§ **Set exercise**
Carry on the article about posing hands in photography, picking up after its last sentence.

§ **Provided passage**
---------------

Posing hands in photography isn’t just about giving your subject something to do with their hands, although the first question they’ll ask if they’re feeling at all subconscious is “What do I do with my hands?” It’s about posing hands to look good in photos, because bad hand placement can very easily ruin a good portrait.
Directing subjects to pose hands in photography
Before we get into the specifics of hand poses for pictures, it helps to remember that most people will be nervous in front of the camera. So making your subject feel comfortable and relaxed is your top priority and that includes how you correct posing mistakes. They want you to take charge and make them look good, but be gentle about it.
The happier they feel the better your photos will be, the better the experience will be and they’ll want to photograph with you again. Taking care of your subject is a win win, regardless of how experienced they are in front of the camera, or how well you know them.
Before you begin your portrait session reassure them that you’ll direct their posing, because they can’t see what you can see.
Let them know too that it’s entirely normal to default back to a more comfortable pose, so not to worry if you need to repeatedly direct their hands, or other body parts, back into a good pose. After all, comfortable doesn’t look good, so to look good in camera a pose is probably a bit uncomfortable, or even awkward feeling.
I always joke that if they feel uncomfortable, they look good. It helps to keep things lighthearted so that they don’t feel judged in any way. I also warn my portrait clients that tension shows in the hands and it’s my job to make sure that their hands look relaxed.
Because my favorite question is why, when posing subjects I always explain why I’m directing them the way I am. It helps create a good atmosphere during a photoshoot, because then we’re working together, instead of me just giving orders.
8 tips for the best hand poses for pictures
When posing hands for women, our focus is on making their hands look elegant and ensuring we’re not making them appear big or awkward.
Posing hands for men is more about giving them something to do with their hands, which is why grooms are often photographed adjusting their cufflinks or their tie. Men are generally happy for their hands to appear larger, making hands in male poses it a lot easier to direct.

---------------

§ **Given information**
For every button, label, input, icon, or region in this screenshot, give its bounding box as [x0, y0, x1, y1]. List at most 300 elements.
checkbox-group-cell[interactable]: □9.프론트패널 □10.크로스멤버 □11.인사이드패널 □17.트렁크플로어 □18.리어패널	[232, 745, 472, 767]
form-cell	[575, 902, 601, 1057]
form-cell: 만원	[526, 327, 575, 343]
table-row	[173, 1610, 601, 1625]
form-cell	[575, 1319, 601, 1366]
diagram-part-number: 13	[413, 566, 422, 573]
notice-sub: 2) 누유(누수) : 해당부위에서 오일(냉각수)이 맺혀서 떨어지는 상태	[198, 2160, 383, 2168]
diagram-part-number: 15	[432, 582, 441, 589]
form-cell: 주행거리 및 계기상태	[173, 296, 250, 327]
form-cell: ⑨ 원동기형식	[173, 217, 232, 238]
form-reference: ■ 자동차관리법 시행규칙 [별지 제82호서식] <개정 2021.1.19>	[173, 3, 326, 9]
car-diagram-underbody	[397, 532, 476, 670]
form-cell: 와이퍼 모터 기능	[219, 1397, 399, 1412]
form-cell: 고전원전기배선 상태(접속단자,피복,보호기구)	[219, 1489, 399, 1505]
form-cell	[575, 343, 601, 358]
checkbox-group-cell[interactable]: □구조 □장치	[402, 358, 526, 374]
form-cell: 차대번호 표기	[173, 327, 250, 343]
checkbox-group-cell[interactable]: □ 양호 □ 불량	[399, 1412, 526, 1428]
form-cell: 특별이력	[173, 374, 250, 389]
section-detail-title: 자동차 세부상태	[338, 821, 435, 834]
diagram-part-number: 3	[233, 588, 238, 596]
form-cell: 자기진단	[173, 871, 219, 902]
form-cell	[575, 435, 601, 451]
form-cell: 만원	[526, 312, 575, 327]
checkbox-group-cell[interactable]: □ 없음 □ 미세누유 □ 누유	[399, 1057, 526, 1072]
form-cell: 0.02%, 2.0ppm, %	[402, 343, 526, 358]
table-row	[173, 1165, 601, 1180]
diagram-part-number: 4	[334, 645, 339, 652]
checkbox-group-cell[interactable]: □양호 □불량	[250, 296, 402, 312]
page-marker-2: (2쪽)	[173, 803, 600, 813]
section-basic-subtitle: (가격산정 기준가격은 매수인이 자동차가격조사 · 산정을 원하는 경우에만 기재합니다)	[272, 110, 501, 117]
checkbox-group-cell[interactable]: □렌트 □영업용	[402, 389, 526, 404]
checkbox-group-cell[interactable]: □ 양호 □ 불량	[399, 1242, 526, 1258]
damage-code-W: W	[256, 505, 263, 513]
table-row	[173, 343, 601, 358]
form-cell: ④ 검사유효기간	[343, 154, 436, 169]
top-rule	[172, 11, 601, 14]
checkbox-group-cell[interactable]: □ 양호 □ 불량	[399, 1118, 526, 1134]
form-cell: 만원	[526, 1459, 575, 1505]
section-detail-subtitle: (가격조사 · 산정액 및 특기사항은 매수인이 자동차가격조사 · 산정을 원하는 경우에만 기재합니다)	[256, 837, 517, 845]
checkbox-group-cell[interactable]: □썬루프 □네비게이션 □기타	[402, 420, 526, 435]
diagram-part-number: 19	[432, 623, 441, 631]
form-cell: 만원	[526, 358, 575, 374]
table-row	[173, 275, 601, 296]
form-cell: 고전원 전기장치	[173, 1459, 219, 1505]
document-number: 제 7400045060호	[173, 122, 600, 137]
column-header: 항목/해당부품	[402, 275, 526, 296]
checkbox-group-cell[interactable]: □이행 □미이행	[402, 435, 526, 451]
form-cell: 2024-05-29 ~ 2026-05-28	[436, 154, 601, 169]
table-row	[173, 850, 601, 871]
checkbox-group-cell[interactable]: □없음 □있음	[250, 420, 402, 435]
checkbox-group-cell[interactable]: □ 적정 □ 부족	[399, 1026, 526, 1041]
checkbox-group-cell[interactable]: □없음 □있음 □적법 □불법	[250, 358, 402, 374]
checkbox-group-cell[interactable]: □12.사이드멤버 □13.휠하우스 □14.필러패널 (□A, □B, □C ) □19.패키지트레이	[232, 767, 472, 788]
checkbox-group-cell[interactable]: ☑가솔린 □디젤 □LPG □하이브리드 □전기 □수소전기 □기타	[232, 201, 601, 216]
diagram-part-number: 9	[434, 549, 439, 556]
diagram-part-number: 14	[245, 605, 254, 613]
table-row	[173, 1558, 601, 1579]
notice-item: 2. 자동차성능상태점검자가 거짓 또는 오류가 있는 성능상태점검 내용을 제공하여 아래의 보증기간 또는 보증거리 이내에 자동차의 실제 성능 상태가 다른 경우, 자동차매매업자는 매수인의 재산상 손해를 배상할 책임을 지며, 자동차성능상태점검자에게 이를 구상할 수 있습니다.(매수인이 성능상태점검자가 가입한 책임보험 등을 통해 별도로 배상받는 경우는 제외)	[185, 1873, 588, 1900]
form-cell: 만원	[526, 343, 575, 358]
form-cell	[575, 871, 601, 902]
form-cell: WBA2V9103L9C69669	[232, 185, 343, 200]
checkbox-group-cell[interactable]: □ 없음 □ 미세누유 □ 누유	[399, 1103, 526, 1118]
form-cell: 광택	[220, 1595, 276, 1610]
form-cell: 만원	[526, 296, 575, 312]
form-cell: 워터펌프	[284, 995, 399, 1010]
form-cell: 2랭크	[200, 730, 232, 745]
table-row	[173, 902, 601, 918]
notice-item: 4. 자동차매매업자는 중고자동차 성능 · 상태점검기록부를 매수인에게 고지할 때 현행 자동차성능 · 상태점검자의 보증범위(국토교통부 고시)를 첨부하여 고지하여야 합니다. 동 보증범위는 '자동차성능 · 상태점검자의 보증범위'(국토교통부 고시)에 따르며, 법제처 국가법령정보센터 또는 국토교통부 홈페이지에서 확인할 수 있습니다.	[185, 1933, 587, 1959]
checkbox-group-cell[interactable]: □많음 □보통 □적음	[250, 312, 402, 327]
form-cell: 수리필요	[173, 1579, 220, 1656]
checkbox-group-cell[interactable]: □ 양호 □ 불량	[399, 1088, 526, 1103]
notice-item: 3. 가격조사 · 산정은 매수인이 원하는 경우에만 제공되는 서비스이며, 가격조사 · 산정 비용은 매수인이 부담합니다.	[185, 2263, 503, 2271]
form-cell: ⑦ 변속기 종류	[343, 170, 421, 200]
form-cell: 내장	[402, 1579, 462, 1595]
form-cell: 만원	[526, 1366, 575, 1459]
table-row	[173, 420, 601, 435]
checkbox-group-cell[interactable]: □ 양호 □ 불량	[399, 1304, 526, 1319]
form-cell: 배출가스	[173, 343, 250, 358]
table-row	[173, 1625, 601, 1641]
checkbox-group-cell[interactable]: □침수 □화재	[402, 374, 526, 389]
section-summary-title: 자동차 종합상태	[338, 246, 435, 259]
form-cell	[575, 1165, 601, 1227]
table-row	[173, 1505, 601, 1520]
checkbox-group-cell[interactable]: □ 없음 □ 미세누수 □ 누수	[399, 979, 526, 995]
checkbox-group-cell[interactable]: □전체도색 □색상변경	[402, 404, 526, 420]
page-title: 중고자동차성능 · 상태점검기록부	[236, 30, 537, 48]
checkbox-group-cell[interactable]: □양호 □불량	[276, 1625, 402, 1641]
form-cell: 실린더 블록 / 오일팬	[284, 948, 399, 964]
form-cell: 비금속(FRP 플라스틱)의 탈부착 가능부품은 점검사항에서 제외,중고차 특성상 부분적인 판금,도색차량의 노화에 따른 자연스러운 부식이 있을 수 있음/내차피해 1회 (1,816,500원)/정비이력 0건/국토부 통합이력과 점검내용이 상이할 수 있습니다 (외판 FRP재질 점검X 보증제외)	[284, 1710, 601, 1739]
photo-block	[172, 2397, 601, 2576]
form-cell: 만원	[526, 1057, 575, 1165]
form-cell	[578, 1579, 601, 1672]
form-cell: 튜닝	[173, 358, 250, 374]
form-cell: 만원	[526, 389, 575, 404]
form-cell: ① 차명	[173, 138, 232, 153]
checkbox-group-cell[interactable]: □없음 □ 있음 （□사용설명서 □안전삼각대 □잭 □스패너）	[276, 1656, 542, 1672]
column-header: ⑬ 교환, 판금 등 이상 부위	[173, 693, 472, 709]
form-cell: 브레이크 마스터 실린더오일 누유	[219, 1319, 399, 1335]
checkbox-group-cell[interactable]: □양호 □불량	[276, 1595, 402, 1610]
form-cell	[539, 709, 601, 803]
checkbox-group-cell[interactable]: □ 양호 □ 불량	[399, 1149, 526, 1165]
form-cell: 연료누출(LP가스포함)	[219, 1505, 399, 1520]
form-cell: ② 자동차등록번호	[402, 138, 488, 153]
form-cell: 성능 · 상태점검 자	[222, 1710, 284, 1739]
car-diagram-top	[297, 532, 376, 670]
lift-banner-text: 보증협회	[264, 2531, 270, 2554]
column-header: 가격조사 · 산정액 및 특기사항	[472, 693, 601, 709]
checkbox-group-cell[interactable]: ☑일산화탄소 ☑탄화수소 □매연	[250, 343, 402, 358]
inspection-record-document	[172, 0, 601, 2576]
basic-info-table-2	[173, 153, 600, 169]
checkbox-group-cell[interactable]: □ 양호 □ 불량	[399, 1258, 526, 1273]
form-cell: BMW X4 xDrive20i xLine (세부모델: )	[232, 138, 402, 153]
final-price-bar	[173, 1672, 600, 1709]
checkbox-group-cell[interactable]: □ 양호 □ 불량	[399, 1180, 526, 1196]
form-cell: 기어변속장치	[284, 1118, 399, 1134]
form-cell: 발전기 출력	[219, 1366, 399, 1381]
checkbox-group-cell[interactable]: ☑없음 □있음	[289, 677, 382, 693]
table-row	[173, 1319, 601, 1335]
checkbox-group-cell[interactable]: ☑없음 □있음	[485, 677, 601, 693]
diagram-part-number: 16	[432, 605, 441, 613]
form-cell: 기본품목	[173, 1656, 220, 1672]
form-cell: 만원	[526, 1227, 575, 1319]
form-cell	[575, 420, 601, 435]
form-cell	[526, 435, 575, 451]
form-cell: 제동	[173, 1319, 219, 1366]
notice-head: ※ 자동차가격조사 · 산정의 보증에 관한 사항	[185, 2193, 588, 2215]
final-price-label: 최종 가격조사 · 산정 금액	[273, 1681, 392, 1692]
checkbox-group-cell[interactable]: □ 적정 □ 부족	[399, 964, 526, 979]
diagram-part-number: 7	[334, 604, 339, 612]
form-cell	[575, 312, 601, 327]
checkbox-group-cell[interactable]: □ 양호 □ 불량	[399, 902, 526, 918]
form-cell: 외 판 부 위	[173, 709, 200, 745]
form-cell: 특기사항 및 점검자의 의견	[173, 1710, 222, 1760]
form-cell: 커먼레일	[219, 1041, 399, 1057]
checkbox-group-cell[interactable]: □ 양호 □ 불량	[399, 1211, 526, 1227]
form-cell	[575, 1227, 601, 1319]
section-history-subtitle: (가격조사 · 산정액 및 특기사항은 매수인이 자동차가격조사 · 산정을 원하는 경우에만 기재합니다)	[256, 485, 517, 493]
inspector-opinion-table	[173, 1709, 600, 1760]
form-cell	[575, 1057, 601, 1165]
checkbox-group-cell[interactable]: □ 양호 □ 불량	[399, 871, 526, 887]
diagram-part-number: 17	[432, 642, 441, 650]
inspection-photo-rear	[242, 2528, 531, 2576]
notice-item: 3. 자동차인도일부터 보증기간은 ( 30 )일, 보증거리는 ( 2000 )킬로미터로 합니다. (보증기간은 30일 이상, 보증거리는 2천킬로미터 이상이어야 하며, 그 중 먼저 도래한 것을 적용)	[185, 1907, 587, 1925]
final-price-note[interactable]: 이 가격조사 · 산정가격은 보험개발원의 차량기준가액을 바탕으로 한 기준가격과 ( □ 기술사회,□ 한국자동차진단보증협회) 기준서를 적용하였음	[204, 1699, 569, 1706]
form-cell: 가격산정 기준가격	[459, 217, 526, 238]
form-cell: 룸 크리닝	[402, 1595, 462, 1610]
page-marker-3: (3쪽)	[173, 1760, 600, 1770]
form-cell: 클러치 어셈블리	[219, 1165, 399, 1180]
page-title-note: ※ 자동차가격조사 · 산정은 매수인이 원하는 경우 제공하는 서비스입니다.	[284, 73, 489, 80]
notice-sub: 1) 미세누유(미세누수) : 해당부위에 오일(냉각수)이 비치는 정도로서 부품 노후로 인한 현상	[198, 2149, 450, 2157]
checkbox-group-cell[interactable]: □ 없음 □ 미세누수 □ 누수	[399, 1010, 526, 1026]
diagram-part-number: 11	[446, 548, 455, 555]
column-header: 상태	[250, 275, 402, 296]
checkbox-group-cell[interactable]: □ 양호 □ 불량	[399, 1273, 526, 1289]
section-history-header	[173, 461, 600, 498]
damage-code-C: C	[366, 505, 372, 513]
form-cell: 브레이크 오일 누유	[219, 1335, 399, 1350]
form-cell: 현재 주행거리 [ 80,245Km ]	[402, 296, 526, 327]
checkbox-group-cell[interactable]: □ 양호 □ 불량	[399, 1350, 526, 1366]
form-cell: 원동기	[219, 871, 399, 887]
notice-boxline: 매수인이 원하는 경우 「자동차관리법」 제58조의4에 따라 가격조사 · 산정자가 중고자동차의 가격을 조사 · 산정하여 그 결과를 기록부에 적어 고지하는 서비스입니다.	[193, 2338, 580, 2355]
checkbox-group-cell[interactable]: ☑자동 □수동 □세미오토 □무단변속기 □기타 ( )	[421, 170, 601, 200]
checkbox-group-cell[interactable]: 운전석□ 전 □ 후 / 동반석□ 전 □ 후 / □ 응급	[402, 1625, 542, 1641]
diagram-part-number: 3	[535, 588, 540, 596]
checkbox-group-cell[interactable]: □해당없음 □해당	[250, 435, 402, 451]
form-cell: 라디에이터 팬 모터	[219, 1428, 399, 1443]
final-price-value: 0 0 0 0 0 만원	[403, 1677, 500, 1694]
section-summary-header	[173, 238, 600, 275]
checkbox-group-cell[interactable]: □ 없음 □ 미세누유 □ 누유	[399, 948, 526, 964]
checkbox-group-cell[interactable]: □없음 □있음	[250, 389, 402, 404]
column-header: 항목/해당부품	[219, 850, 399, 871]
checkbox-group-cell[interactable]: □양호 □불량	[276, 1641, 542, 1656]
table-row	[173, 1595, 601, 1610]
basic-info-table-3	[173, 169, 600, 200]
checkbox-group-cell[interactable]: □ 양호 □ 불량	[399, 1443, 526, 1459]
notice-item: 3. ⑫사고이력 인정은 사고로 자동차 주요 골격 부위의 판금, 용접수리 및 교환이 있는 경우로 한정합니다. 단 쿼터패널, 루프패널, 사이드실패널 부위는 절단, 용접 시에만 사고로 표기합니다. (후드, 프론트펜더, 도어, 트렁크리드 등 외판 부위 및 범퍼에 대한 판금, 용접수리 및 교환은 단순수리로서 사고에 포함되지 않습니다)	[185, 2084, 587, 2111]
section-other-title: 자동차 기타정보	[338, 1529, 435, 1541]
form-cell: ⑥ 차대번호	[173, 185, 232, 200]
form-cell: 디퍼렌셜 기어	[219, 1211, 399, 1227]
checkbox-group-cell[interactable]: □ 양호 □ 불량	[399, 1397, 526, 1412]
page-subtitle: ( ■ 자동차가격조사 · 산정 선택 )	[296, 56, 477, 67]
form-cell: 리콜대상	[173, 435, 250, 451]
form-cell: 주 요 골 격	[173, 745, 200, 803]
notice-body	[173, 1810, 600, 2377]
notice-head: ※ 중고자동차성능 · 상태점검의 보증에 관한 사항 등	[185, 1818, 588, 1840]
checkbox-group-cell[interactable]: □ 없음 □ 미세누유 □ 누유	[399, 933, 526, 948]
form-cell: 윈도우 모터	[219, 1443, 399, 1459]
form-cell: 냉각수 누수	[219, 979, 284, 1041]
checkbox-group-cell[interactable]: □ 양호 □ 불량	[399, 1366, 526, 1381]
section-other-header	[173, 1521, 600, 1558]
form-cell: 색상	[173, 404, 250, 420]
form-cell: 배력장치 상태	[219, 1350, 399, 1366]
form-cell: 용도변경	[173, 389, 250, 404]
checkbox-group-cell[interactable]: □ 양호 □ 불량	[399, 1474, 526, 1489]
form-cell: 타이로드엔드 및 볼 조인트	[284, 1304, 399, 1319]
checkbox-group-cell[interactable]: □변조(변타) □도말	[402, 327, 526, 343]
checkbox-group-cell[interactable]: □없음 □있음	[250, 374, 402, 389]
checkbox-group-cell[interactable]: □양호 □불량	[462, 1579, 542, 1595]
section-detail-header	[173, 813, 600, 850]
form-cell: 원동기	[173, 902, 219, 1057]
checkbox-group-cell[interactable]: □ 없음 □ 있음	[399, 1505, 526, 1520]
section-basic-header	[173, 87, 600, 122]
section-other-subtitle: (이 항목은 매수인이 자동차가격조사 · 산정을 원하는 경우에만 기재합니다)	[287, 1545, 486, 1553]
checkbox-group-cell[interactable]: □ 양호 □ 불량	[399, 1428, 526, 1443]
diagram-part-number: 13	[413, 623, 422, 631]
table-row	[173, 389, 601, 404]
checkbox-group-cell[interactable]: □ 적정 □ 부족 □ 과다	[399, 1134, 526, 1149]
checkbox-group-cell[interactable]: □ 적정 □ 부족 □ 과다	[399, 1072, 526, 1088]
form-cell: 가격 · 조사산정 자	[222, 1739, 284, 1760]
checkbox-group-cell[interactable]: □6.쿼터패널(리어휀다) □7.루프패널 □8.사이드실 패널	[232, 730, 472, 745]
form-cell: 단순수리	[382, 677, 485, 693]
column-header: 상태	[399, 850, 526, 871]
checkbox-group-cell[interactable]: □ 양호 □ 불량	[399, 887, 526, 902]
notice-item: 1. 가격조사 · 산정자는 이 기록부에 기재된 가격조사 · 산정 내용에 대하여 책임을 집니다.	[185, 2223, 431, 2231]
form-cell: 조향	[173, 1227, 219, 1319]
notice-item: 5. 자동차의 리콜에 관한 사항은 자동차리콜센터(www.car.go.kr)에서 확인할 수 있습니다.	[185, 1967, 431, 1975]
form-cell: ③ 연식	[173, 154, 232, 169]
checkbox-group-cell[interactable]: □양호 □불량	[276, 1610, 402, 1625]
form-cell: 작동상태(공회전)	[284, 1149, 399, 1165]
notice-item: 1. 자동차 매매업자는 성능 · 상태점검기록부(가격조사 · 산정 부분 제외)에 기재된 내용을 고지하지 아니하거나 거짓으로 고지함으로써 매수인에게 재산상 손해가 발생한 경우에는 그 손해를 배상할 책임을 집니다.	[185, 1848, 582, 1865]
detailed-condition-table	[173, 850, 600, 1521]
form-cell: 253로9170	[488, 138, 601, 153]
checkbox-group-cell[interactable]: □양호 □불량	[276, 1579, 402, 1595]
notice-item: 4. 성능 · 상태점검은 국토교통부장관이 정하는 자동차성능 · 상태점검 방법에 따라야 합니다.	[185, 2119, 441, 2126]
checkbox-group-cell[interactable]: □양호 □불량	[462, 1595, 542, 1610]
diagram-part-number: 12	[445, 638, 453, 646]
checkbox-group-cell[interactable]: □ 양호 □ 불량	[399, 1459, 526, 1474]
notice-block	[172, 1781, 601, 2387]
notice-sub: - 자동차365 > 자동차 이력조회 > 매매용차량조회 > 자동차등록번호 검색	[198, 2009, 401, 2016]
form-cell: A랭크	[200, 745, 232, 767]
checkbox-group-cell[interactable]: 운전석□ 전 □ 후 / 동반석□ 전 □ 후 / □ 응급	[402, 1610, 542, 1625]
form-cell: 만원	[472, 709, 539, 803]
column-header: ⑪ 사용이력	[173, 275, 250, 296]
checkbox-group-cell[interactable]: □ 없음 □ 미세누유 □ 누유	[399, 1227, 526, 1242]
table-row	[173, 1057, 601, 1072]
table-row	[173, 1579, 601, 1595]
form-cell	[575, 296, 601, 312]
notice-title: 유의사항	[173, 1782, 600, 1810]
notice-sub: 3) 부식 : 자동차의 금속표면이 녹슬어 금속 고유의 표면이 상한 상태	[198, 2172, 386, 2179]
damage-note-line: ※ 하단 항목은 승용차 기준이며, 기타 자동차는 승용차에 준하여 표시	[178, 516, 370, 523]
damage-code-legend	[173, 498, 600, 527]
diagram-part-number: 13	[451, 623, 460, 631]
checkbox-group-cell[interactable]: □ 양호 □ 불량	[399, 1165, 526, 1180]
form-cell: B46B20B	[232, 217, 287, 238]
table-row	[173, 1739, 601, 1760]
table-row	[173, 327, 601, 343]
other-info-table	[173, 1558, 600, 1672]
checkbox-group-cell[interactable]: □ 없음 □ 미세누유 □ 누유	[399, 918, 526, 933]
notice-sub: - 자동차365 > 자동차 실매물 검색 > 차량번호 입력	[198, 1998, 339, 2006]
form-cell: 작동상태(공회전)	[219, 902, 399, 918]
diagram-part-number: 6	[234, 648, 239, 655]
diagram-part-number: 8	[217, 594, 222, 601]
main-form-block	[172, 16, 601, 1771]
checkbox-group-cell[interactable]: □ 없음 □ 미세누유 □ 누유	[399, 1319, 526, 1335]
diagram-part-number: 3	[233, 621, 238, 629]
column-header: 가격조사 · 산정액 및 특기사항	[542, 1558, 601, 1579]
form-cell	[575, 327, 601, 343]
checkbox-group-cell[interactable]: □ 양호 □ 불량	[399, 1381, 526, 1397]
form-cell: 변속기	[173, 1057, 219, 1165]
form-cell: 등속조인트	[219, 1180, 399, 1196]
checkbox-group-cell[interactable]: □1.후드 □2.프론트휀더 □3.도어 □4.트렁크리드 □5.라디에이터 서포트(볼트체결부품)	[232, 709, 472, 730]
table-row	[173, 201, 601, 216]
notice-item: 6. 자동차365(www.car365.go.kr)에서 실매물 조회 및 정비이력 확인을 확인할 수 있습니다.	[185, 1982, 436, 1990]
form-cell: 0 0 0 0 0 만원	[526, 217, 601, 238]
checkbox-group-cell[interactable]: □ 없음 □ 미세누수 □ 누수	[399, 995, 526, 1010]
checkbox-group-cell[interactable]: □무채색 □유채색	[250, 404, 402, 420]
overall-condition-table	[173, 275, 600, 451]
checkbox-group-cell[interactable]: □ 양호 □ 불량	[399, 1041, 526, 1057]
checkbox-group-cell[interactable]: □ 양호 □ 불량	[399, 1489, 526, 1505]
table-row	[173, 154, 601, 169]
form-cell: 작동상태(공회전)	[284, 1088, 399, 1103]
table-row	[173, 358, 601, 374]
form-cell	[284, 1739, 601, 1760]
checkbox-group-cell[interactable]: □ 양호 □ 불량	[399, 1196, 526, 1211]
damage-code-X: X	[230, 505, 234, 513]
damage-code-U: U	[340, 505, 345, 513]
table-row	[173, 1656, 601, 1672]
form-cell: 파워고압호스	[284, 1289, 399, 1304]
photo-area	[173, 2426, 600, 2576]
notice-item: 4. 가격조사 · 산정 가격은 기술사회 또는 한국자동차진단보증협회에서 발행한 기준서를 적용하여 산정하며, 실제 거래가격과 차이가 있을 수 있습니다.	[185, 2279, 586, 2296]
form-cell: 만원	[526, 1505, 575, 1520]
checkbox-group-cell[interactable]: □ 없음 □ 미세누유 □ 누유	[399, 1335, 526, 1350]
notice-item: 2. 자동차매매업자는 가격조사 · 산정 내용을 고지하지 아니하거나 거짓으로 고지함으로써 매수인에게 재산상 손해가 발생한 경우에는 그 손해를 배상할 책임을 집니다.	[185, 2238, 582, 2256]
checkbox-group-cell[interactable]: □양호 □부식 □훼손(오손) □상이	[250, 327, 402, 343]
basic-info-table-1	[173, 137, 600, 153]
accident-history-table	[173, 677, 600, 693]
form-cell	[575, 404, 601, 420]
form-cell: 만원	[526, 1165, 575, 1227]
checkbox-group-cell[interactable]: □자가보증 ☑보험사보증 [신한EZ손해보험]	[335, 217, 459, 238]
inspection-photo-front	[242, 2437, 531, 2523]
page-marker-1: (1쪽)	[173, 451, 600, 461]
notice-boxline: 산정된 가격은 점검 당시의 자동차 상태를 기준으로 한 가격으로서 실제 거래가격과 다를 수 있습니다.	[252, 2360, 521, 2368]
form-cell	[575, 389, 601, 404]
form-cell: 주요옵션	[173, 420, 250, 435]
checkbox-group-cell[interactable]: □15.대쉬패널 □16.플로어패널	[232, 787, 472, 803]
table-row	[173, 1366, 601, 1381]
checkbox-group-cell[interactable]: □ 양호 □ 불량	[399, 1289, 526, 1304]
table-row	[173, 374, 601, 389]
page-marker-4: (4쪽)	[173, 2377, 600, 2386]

---------------

§ **Response for this exercise**
So most of these tips for posing hands in photography are for women.
Also – remember that all rules are guides, even for perfect hand poses. Sometimes there’s a really good reason to break a rule, especially in fashion photography.
1.Proximity of hand to camera in portrait poses
The closer something is to the camera the larger it’ll appear. So, to avoid making the hands look big, for women in particular, hands shouldn’t be too close to camera.
This is particularly problematic with sitting poses, because they might rest their arm on the arm of the chair, which makes their hand a forearm’s length closer to the camera than their face and therefore much bigger.
Ask your subject to pivot their arm at the elbow to bring their hand closer to the body, possibly resting in their lap.
Four mistakes – loads of fingers, showing the back of the hand to camera, hand closest to camera and it’s angled directly at the light, so it’s the lightest part of the image.
2. Don’t interlock fingers when posing hands
Linking hands together by threading the fingers together makes the hands twice as big – double the number of fingers.
You’ll find anyone who sits and hooks their hands over their knees will do this, so you have the double whammy of their hands being closest to camera, as well as the doubling up of ten interlocked fingers.
Interlocked fingers isn’t just a hand posing problem for single subjects.
Pay careful attention to hand holding poses when photographing couples. When you ask them to hold hands, most of the time they’ll naturally interlock their fingers. This results in a big knot of twenty fingers, which doesn’t look elegant in photos. By changing their hands into a more flattering position you’ll instantly improve the photo.
3. Back of the hand in portraits
While we’re on the subject of minimizing hand size for women, one of the most important rules in female hand posing is not to show the back of their hand to camera. It makes their hand look bigger.
Ask her instead to turn the blade of her hand to camera rather than the back of her hand. In other words the side of the hand – thumb side towards her, little finger side towards camera.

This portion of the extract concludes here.